--- The task ---
Within the listing below, locate all lines containing the word "πηλίκον". Copy each one.

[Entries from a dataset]
□ □ □ □ □ □ □
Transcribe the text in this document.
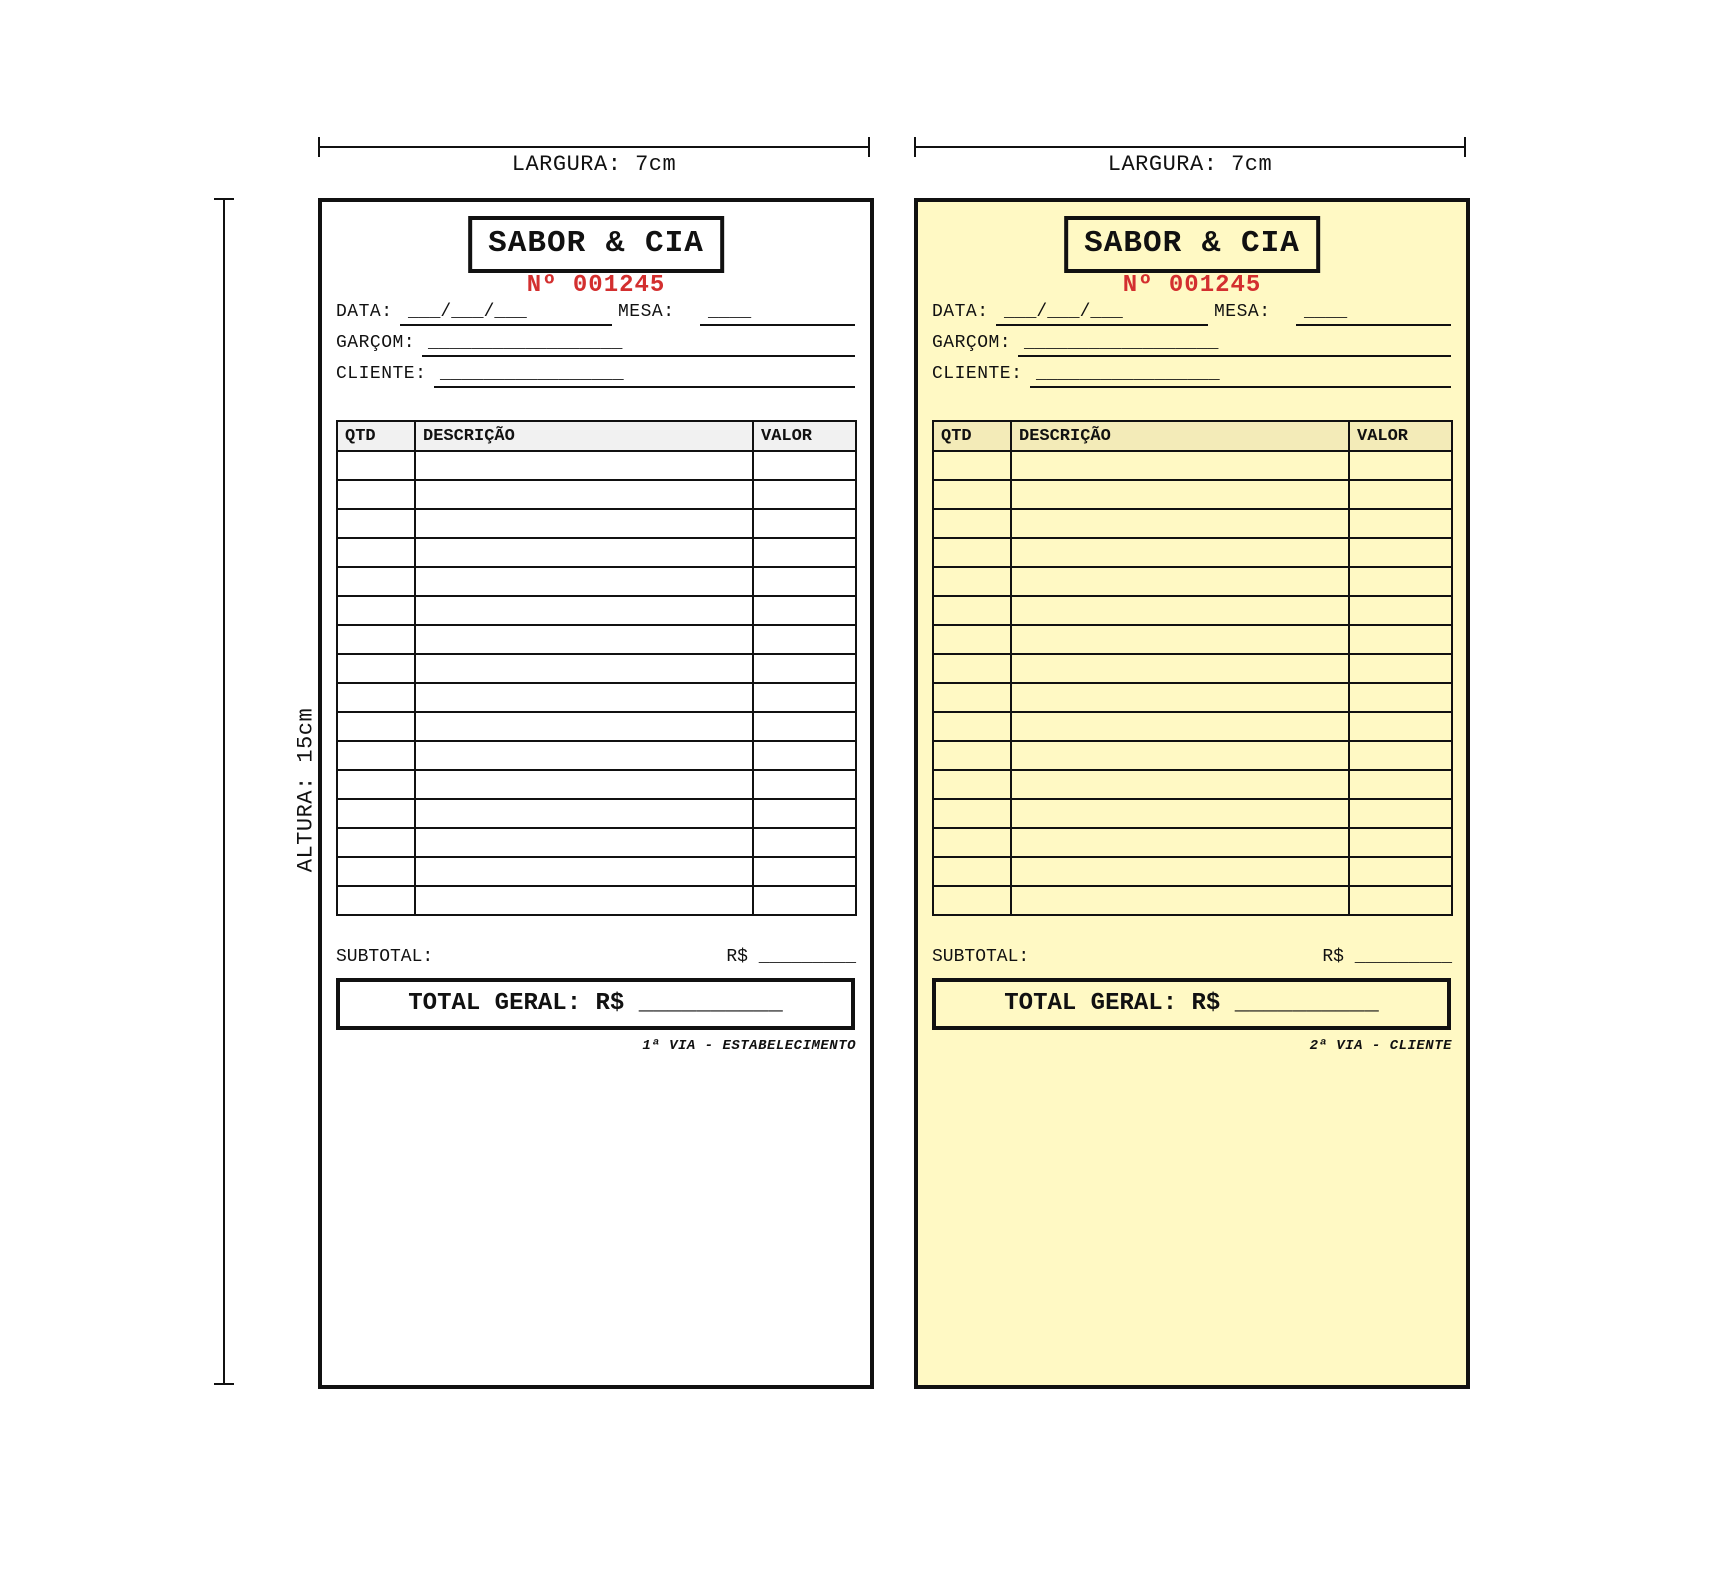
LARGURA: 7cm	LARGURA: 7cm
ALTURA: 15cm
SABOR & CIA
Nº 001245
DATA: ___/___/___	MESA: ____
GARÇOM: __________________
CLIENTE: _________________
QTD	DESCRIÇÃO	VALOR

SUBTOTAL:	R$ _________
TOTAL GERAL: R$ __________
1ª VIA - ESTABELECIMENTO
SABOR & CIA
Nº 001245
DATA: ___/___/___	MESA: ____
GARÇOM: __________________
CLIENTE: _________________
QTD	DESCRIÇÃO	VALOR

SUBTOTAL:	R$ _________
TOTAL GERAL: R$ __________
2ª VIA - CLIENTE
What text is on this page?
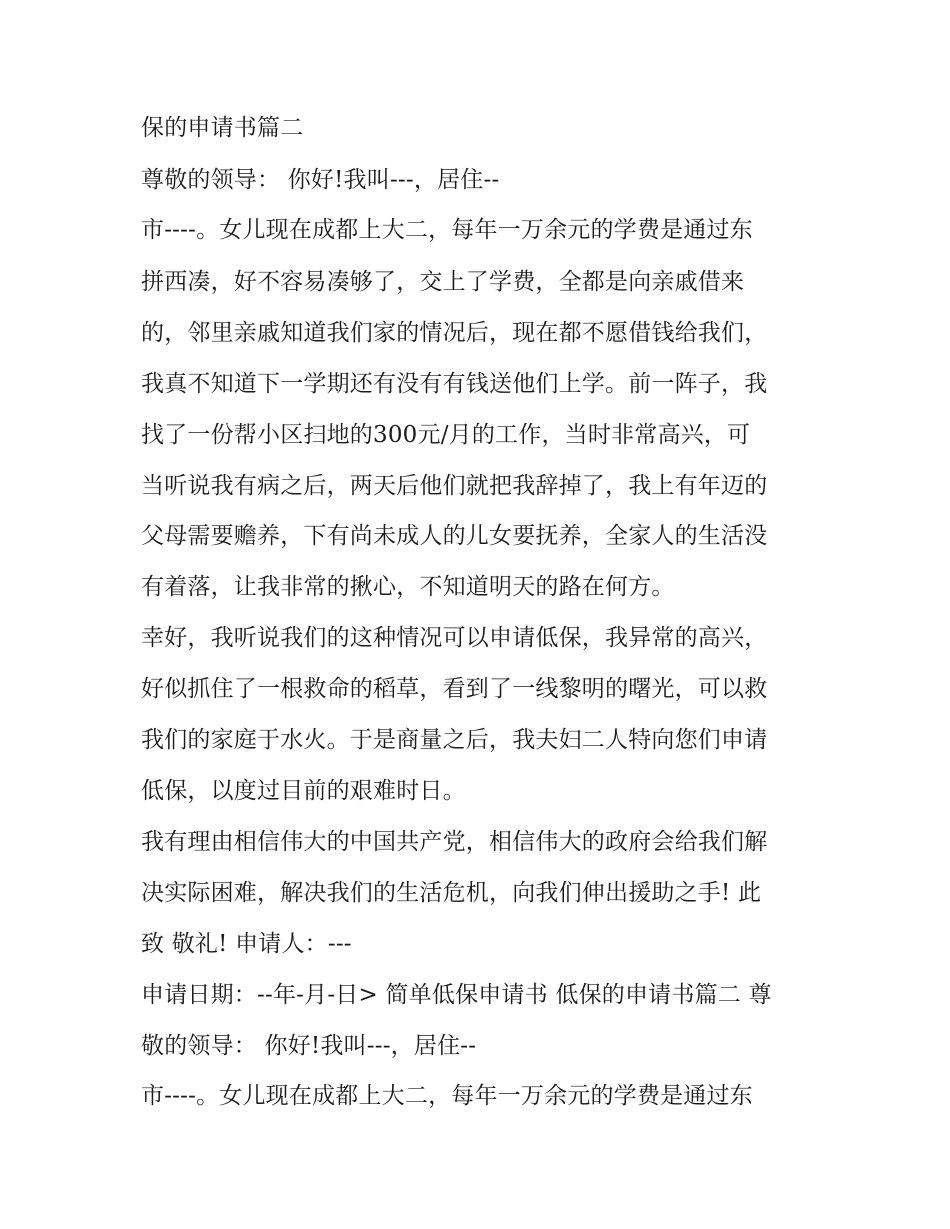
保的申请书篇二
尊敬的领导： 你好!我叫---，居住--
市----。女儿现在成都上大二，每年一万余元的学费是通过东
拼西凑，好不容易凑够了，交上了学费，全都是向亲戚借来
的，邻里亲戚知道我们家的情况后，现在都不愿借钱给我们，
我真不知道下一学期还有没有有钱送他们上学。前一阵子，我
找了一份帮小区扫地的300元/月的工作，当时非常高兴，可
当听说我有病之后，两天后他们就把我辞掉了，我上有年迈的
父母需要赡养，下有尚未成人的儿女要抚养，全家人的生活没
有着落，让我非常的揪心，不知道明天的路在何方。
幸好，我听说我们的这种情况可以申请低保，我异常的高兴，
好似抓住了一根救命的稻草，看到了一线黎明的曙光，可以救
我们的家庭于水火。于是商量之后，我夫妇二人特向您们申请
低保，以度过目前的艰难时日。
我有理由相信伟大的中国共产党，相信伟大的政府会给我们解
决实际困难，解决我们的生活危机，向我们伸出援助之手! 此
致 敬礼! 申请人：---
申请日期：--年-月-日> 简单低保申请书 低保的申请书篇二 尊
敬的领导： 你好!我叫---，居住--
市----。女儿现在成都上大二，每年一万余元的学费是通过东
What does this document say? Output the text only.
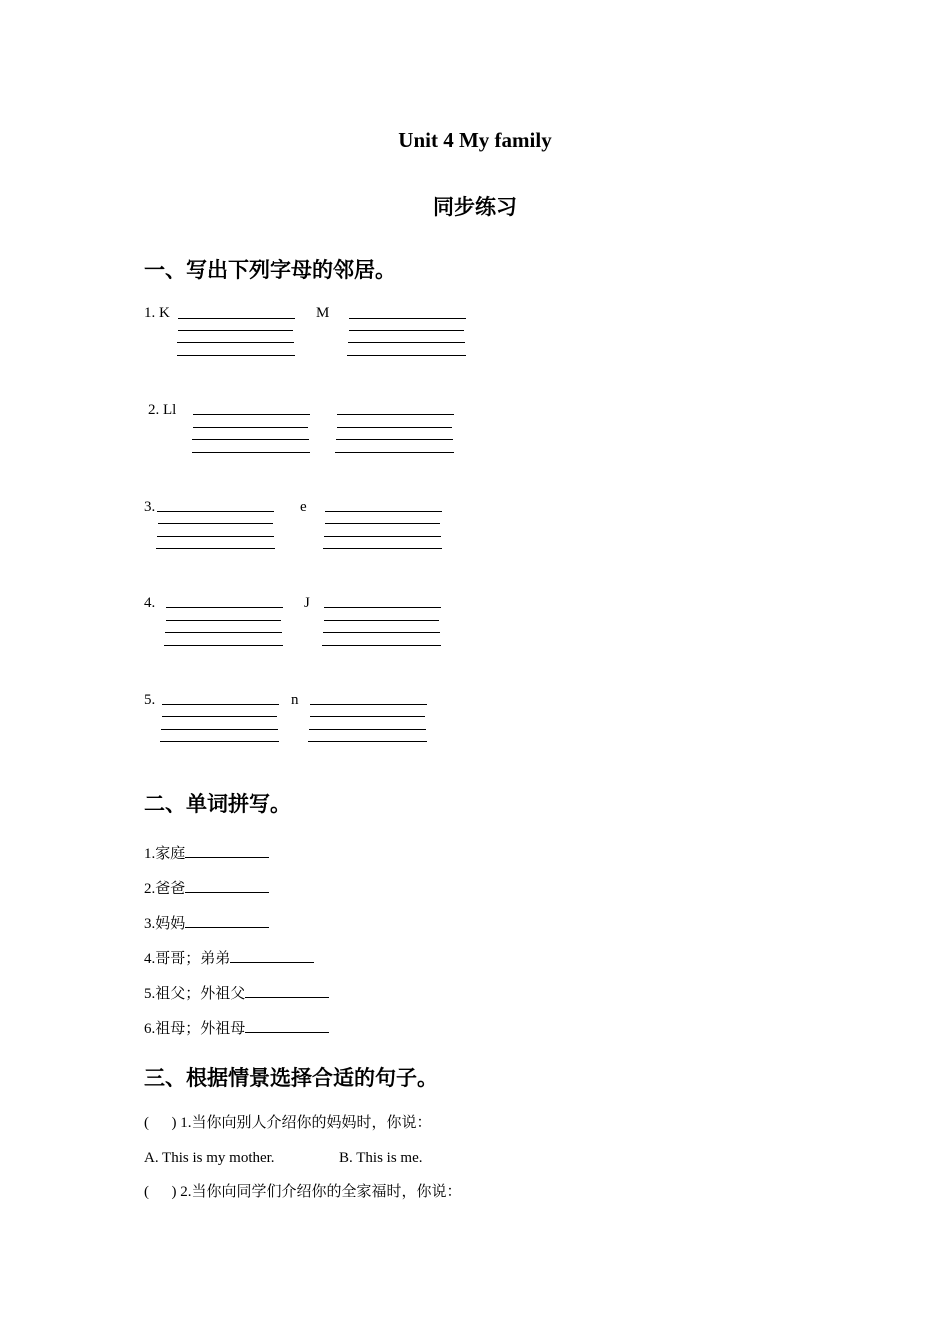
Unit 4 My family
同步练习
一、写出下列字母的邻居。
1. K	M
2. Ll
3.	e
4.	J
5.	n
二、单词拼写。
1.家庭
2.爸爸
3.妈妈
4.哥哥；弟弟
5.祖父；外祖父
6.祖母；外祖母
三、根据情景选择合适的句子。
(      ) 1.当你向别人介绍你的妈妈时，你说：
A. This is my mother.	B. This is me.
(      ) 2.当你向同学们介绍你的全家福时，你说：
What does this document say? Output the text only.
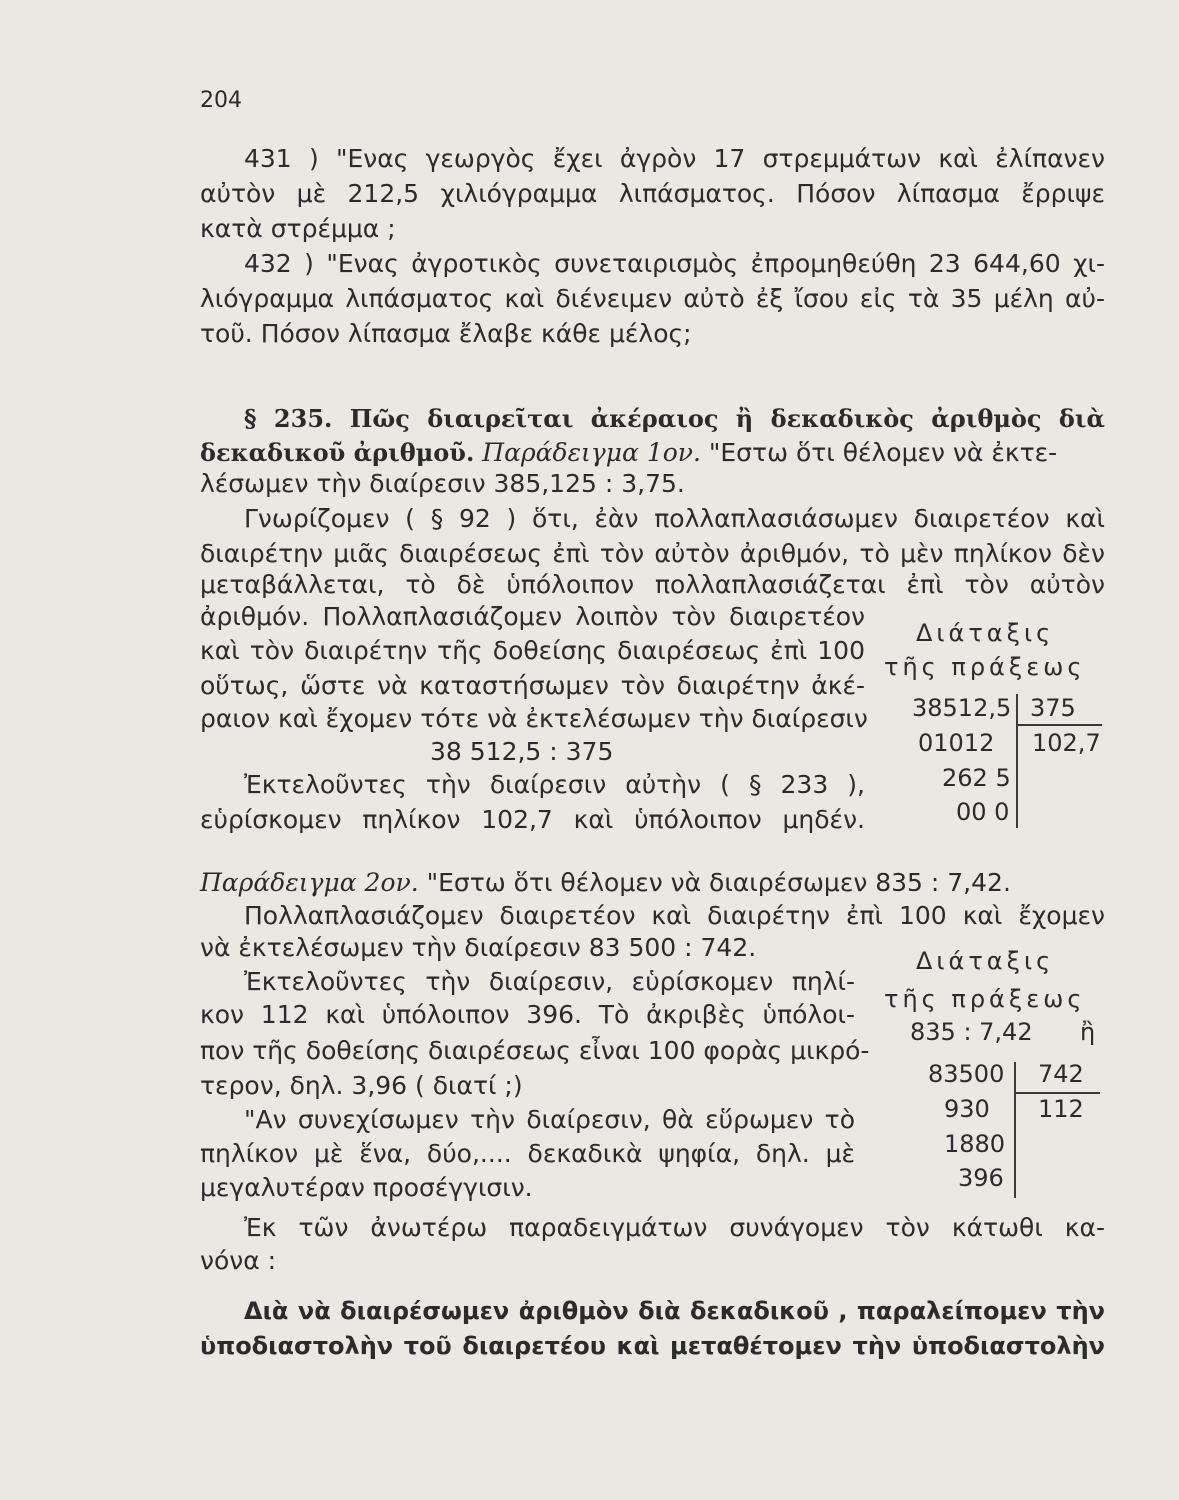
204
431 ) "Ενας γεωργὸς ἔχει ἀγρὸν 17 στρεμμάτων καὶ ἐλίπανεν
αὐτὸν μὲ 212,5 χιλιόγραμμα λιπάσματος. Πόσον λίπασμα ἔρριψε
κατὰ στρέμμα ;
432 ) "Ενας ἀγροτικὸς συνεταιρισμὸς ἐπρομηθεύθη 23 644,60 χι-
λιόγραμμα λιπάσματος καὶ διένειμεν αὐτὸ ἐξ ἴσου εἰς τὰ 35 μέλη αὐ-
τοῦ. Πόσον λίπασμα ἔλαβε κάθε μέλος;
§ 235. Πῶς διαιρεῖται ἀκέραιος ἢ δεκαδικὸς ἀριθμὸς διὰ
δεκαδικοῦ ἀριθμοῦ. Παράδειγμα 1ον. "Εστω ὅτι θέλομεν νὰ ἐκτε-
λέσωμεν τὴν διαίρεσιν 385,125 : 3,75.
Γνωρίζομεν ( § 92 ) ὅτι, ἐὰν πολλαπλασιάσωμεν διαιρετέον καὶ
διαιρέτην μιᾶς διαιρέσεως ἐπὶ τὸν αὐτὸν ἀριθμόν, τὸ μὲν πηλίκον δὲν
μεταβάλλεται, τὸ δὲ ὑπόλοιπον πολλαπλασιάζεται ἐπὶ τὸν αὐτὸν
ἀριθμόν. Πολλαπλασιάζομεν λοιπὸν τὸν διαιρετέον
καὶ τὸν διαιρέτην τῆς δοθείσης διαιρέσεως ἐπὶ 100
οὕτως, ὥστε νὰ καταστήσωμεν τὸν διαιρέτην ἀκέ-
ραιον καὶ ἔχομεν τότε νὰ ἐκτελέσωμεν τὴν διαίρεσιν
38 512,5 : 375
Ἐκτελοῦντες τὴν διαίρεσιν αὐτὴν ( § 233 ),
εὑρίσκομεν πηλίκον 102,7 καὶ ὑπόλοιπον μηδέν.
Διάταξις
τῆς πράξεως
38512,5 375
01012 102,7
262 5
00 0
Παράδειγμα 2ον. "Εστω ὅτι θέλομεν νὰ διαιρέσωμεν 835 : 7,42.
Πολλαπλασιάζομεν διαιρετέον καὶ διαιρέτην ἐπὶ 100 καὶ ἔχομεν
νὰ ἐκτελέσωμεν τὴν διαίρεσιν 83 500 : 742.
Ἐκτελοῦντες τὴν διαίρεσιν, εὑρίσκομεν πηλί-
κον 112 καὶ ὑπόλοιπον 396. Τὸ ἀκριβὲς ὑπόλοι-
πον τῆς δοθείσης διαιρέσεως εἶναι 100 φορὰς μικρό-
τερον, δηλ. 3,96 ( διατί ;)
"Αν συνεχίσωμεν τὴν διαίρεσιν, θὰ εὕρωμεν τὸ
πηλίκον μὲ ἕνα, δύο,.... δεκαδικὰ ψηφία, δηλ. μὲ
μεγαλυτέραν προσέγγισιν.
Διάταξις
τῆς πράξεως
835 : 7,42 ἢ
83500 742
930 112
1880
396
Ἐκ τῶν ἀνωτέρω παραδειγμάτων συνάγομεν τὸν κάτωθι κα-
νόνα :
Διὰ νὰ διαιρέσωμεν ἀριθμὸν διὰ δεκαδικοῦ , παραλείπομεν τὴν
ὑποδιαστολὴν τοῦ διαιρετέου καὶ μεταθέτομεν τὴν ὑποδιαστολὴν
□ □ □ □ □ □ □
--- Answer to this exercise ---
διαιρέτην μιᾶς διαιρέσεως ἐπὶ τὸν αὐτὸν ἀριθμόν, τὸ μὲν πηλίκον δὲν
εὑρίσκομεν πηλίκον 102,7 καὶ ὑπόλοιπον μηδέν.
πηλίκον μὲ ἕνα, δύο,.... δεκαδικὰ ψηφία, δηλ. μὲ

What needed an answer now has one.